* START EXTRACTED ENTRIES *
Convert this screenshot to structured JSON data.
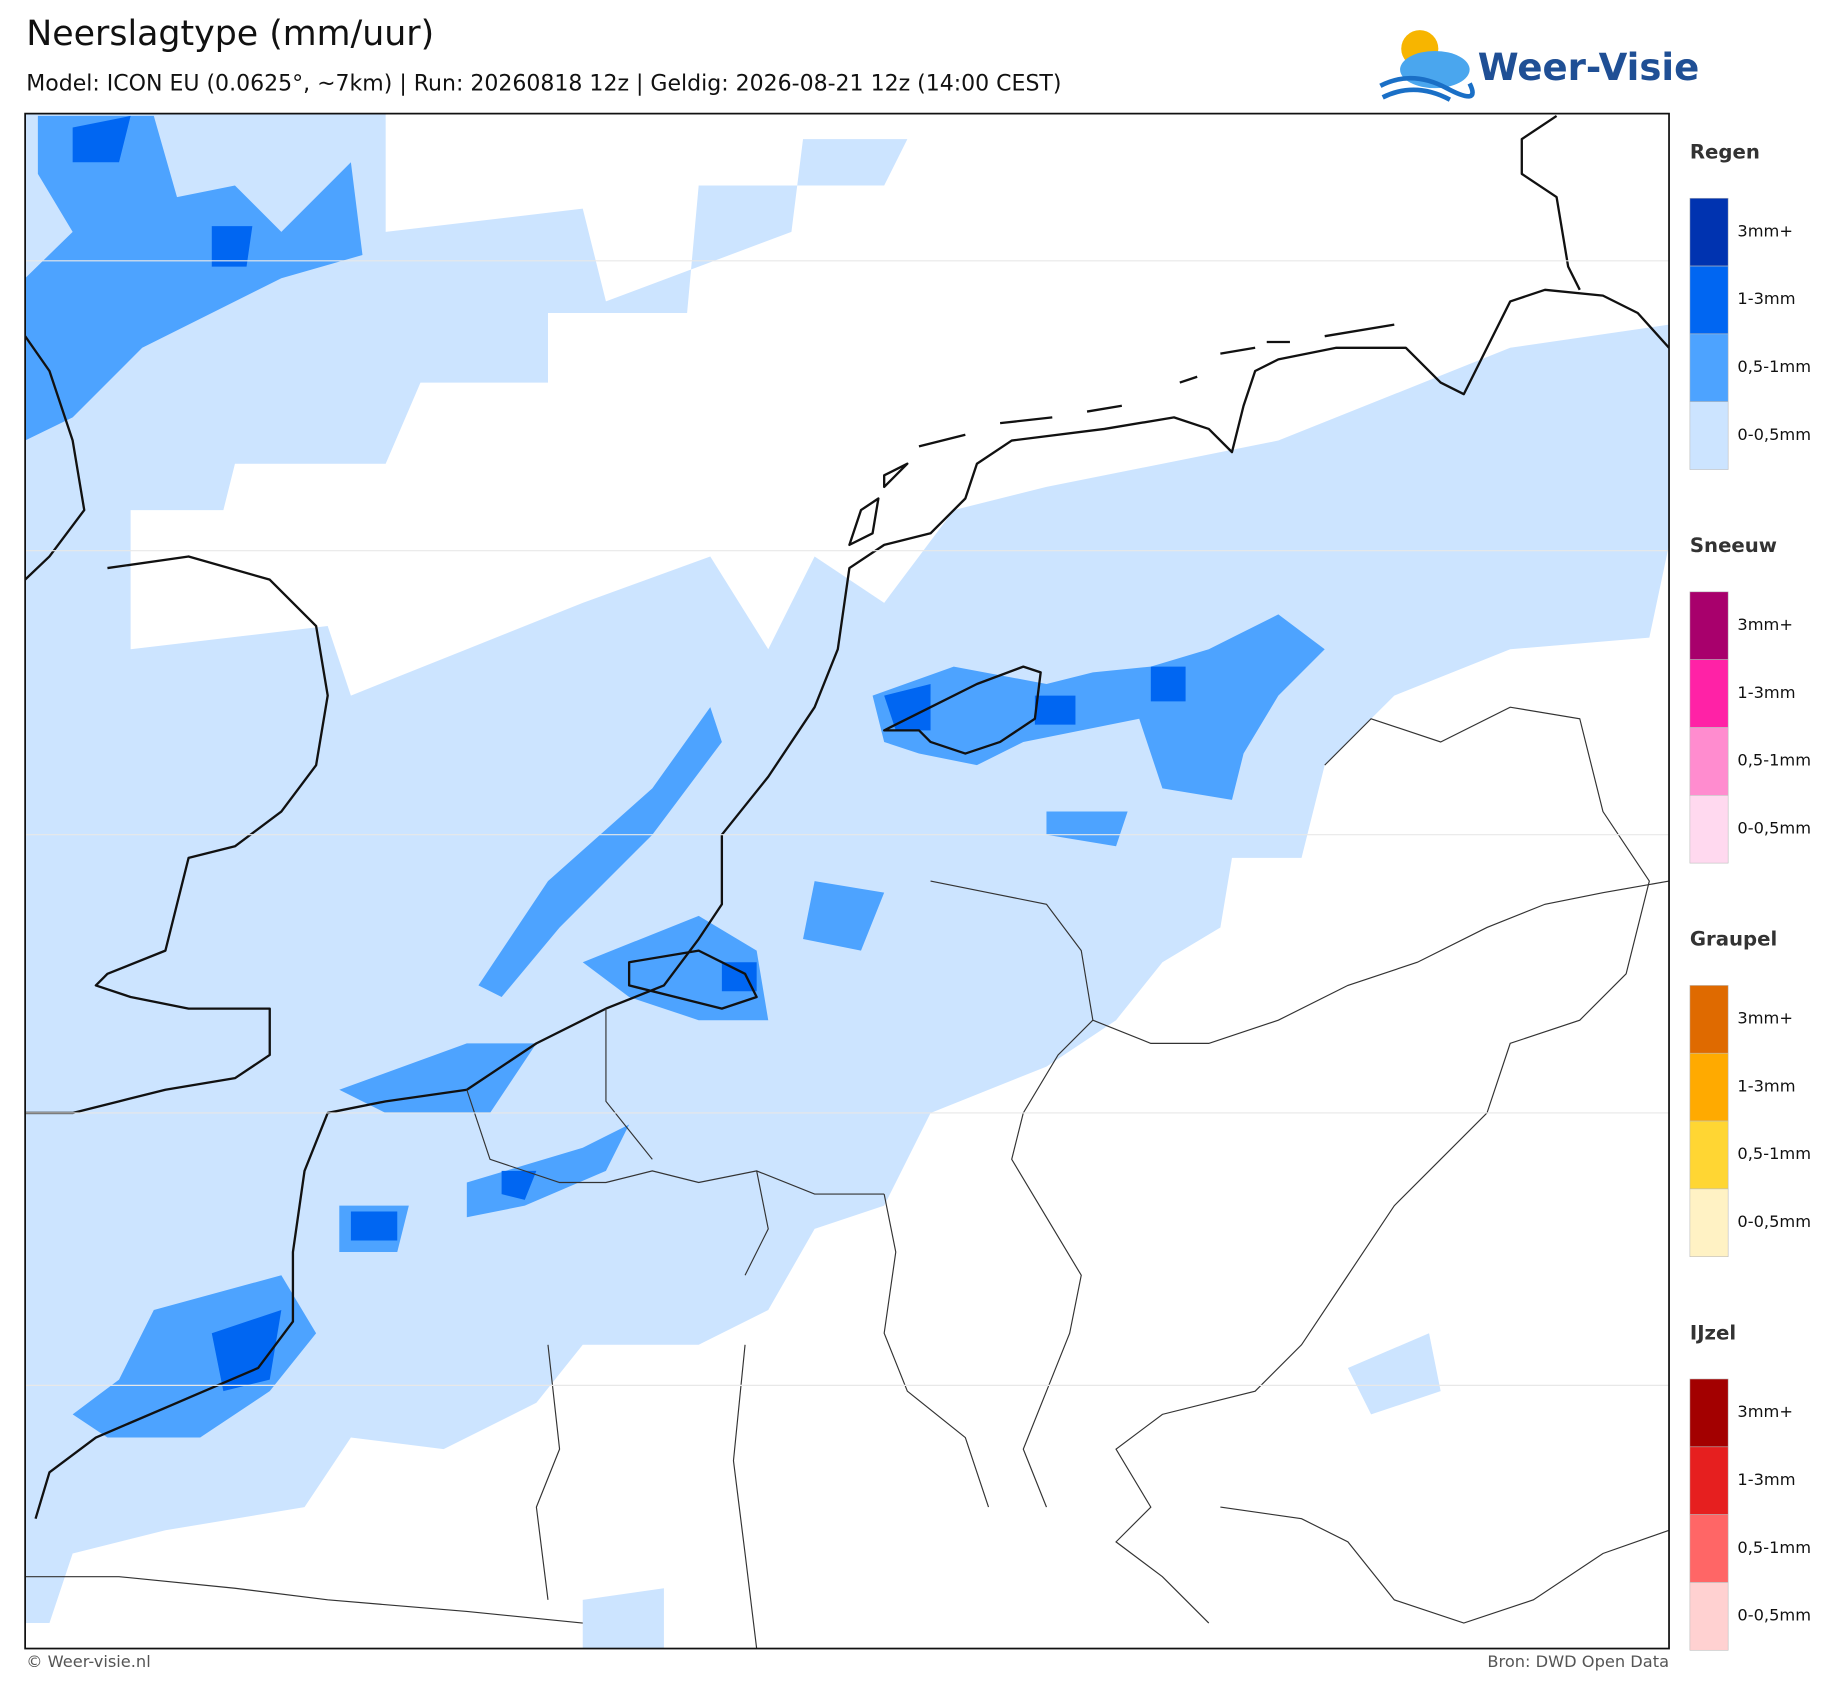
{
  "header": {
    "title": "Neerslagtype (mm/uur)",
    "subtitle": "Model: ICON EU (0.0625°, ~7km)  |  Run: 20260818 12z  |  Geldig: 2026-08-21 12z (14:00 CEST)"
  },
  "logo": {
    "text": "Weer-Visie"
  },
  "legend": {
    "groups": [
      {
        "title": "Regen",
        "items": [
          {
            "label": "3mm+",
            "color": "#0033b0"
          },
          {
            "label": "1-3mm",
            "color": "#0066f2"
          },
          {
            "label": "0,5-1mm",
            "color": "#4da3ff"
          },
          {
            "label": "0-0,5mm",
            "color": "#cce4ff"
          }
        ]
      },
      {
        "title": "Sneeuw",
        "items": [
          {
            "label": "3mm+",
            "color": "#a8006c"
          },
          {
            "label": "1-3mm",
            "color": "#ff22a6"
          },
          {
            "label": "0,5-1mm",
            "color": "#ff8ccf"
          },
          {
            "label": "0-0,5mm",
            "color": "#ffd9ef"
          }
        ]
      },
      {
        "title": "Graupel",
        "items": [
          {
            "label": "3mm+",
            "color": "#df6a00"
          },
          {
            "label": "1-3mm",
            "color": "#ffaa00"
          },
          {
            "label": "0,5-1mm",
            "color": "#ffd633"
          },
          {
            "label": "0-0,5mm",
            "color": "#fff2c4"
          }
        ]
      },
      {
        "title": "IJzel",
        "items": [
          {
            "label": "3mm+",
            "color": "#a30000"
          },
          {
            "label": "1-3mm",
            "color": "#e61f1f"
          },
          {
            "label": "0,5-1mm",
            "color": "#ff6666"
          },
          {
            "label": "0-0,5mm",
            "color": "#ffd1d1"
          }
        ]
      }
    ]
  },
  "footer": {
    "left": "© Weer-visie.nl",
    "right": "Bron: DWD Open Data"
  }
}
* END EXTRACTED ENTRIES *
▶ _PROBLEM TO WORK ON_
Every entry should be returned exactly as written, minus the pictures.

▶ _ANSWER TO THIS TASK_
Convert this screenshot to structured JSON data.
{
  "header": {
    "title": "Neerslagtype (mm/uur)",
    "subtitle": "Model: ICON EU (0.0625°, ~7km)  |  Run: 20260818 12z  |  Geldig: 2026-08-21 12z (14:00 CEST)"
  },
  "logo": {
    "text": "Weer-Visie"
  },
  "legend": {
    "groups": [
      {
        "title": "Regen",
        "items": [
          {
            "label": "3mm+",
            "color": "#0033b0"
          },
          {
            "label": "1-3mm",
            "color": "#0066f2"
          },
          {
            "label": "0,5-1mm",
            "color": "#4da3ff"
          },
          {
            "label": "0-0,5mm",
            "color": "#cce4ff"
          }
        ]
      },
      {
        "title": "Sneeuw",
        "items": [
          {
            "label": "3mm+",
            "color": "#a8006c"
          },
          {
            "label": "1-3mm",
            "color": "#ff22a6"
          },
          {
            "label": "0,5-1mm",
            "color": "#ff8ccf"
          },
          {
            "label": "0-0,5mm",
            "color": "#ffd9ef"
          }
        ]
      },
      {
        "title": "Graupel",
        "items": [
          {
            "label": "3mm+",
            "color": "#df6a00"
          },
          {
            "label": "1-3mm",
            "color": "#ffaa00"
          },
          {
            "label": "0,5-1mm",
            "color": "#ffd633"
          },
          {
            "label": "0-0,5mm",
            "color": "#fff2c4"
          }
        ]
      },
      {
        "title": "IJzel",
        "items": [
          {
            "label": "3mm+",
            "color": "#a30000"
          },
          {
            "label": "1-3mm",
            "color": "#e61f1f"
          },
          {
            "label": "0,5-1mm",
            "color": "#ff6666"
          },
          {
            "label": "0-0,5mm",
            "color": "#ffd1d1"
          }
        ]
      }
    ]
  },
  "footer": {
    "left": "© Weer-visie.nl",
    "right": "Bron: DWD Open Data"
  }
}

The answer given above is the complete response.